# START OF GIVEN INFORMATION

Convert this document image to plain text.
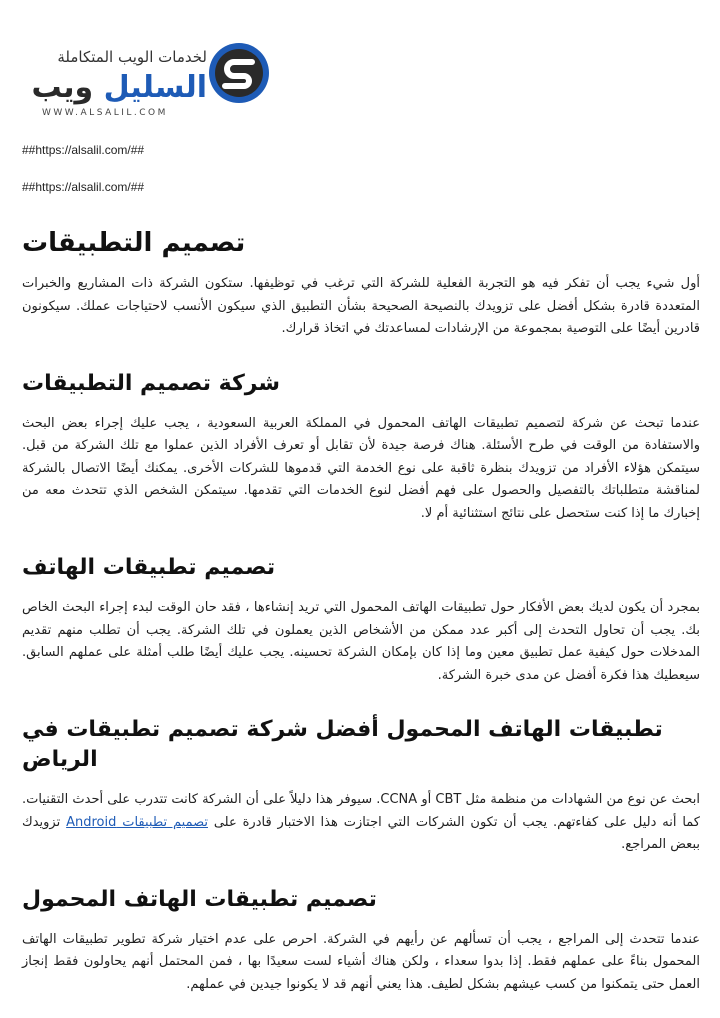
لخدمات الويب المتكاملة
السليل ويب
WWW.ALSALIL.COM
##https://alsalil.com/##
##https://alsalil.com/##
تصميم التطبيقات

أول شيء يجب أن تفكر فيه هو التجربة الفعلية للشركة التي ترغب في توظيفها. ستكون الشركة ذات المشاريع والخبرات المتعددة قادرة بشكل أفضل على تزويدك بالنصيحة الصحيحة بشأن التطبيق الذي سيكون الأنسب لاحتياجات عملك. سيكونون قادرين أيضًا على التوصية بمجموعة من الإرشادات لمساعدتك في اتخاذ قرارك.

شركة تصميم التطبيقات

عندما تبحث عن شركة لتصميم تطبيقات الهاتف المحمول في المملكة العربية السعودية ، يجب عليك إجراء بعض البحث والاستفادة من الوقت في طرح الأسئلة. هناك فرصة جيدة لأن تقابل أو تعرف الأفراد الذين عملوا مع تلك الشركة من قبل. سيتمكن هؤلاء الأفراد من تزويدك بنظرة ثاقبة على نوع الخدمة التي قدموها للشركات الأخرى. يمكنك أيضًا الاتصال بالشركة لمناقشة متطلباتك بالتفصيل والحصول على فهم أفضل لنوع الخدمات التي تقدمها. سيتمكن الشخص الذي تتحدث معه من إخبارك ما إذا كنت ستحصل على نتائج استثنائية أم لا.

تصميم تطبيقات الهاتف

بمجرد أن يكون لديك بعض الأفكار حول تطبيقات الهاتف المحمول التي تريد إنشاءها ، فقد حان الوقت لبدء إجراء البحث الخاص بك. يجب أن تحاول التحدث إلى أكبر عدد ممكن من الأشخاص الذين يعملون في تلك الشركة. يجب أن تطلب منهم تقديم المدخلات حول كيفية عمل تطبيق معين وما إذا كان بإمكان الشركة تحسينه. يجب عليك أيضًا طلب أمثلة على عملهم السابق. سيعطيك هذا فكرة أفضل عن مدى خبرة الشركة.

تطبيقات الهاتف المحمول أفضل شركة تصميم تطبيقات في الرياض

ابحث عن نوع من الشهادات من منظمة مثل CBT أو CCNA. سيوفر هذا دليلاً على أن الشركة كانت تتدرب على أحدث التقنيات. كما أنه دليل على كفاءتهم. يجب أن تكون الشركات التي اجتازت هذا الاختبار قادرة على تصميم تطبيقات Android تزويدك ببعض المراجع.

تصميم تطبيقات الهاتف المحمول

عندما تتحدث إلى المراجع ، يجب أن تسألهم عن رأيهم في الشركة. احرص على عدم اختيار شركة تطوير تطبيقات الهاتف المحمول بناءً على عملهم فقط. إذا بدوا سعداء ، ولكن هناك أشياء لست سعيدًا بها ، فمن المحتمل أنهم يحاولون فقط إنجاز العمل حتى يتمكنوا من كسب عيشهم بشكل لطيف. هذا يعني أنهم قد لا يكونوا جيدين في عملهم.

# END OF GIVEN INFORMATION

DIRECTION:
Copy each line above precisely, dropping the pictures.

RESULT OF THIS EXERCISE:
Convert this document image to plain text.
لخدمات الويب المتكاملة
السليل ويب
WWW.ALSALIL.COM
##https://alsalil.com/##
##https://alsalil.com/##
تصميم التطبيقات

أول شيء يجب أن تفكر فيه هو التجربة الفعلية للشركة التي ترغب في توظيفها. ستكون الشركة ذات المشاريع والخبرات المتعددة قادرة بشكل أفضل على تزويدك بالنصيحة الصحيحة بشأن التطبيق الذي سيكون الأنسب لاحتياجات عملك. سيكونون قادرين أيضًا على التوصية بمجموعة من الإرشادات لمساعدتك في اتخاذ قرارك.

شركة تصميم التطبيقات

عندما تبحث عن شركة لتصميم تطبيقات الهاتف المحمول في المملكة العربية السعودية ، يجب عليك إجراء بعض البحث والاستفادة من الوقت في طرح الأسئلة. هناك فرصة جيدة لأن تقابل أو تعرف الأفراد الذين عملوا مع تلك الشركة من قبل. سيتمكن هؤلاء الأفراد من تزويدك بنظرة ثاقبة على نوع الخدمة التي قدموها للشركات الأخرى. يمكنك أيضًا الاتصال بالشركة لمناقشة متطلباتك بالتفصيل والحصول على فهم أفضل لنوع الخدمات التي تقدمها. سيتمكن الشخص الذي تتحدث معه من إخبارك ما إذا كنت ستحصل على نتائج استثنائية أم لا.

تصميم تطبيقات الهاتف

بمجرد أن يكون لديك بعض الأفكار حول تطبيقات الهاتف المحمول التي تريد إنشاءها ، فقد حان الوقت لبدء إجراء البحث الخاص بك. يجب أن تحاول التحدث إلى أكبر عدد ممكن من الأشخاص الذين يعملون في تلك الشركة. يجب أن تطلب منهم تقديم المدخلات حول كيفية عمل تطبيق معين وما إذا كان بإمكان الشركة تحسينه. يجب عليك أيضًا طلب أمثلة على عملهم السابق. سيعطيك هذا فكرة أفضل عن مدى خبرة الشركة.

تطبيقات الهاتف المحمول أفضل شركة تصميم تطبيقات في الرياض

ابحث عن نوع من الشهادات من منظمة مثل CBT أو CCNA. سيوفر هذا دليلاً على أن الشركة كانت تتدرب على أحدث التقنيات. كما أنه دليل على كفاءتهم. يجب أن تكون الشركات التي اجتازت هذا الاختبار قادرة على تصميم تطبيقات Android تزويدك ببعض المراجع.

تصميم تطبيقات الهاتف المحمول

عندما تتحدث إلى المراجع ، يجب أن تسألهم عن رأيهم في الشركة. احرص على عدم اختيار شركة تطوير تطبيقات الهاتف المحمول بناءً على عملهم فقط. إذا بدوا سعداء ، ولكن هناك أشياء لست سعيدًا بها ، فمن المحتمل أنهم يحاولون فقط إنجاز العمل حتى يتمكنوا من كسب عيشهم بشكل لطيف. هذا يعني أنهم قد لا يكونوا جيدين في عملهم.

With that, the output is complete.